Exercise prompt ▸ Take each line of the material that includes "ocean" and copy it.
--
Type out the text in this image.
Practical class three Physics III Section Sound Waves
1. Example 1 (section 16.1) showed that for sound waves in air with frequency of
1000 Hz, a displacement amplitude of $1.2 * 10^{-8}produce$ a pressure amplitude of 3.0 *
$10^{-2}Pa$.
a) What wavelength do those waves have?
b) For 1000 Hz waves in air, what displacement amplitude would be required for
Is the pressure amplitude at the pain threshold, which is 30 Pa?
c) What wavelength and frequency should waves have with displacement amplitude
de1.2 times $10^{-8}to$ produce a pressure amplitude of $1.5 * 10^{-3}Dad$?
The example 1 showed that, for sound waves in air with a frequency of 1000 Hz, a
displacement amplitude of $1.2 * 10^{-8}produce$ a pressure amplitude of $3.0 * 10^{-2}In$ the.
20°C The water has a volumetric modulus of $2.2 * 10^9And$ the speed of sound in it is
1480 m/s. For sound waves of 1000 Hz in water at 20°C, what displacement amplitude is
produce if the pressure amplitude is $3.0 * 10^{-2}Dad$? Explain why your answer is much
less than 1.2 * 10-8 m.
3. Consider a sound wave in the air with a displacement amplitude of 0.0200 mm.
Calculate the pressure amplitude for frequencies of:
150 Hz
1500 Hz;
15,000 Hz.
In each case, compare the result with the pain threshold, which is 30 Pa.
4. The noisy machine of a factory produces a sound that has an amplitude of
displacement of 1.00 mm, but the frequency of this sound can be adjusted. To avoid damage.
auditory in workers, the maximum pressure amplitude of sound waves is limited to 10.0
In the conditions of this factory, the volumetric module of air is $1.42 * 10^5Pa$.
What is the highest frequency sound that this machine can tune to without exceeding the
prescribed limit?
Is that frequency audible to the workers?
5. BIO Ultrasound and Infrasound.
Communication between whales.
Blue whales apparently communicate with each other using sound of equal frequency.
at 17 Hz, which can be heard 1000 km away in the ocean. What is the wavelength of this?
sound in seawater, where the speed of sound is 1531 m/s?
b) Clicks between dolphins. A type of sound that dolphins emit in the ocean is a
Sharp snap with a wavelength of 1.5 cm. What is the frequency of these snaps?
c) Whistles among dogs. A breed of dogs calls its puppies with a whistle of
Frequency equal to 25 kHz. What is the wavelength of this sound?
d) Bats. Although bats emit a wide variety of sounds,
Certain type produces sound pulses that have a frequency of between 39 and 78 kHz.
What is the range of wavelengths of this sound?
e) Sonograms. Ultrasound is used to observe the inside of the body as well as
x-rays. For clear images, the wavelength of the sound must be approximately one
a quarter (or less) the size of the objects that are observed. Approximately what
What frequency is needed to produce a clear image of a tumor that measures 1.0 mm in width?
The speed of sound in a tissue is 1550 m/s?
--
Exercise output ▸
at 17 Hz, which can be heard 1000 km away in the ocean. What is the wavelength of this?
b) Clicks between dolphins. A type of sound that dolphins emit in the ocean is a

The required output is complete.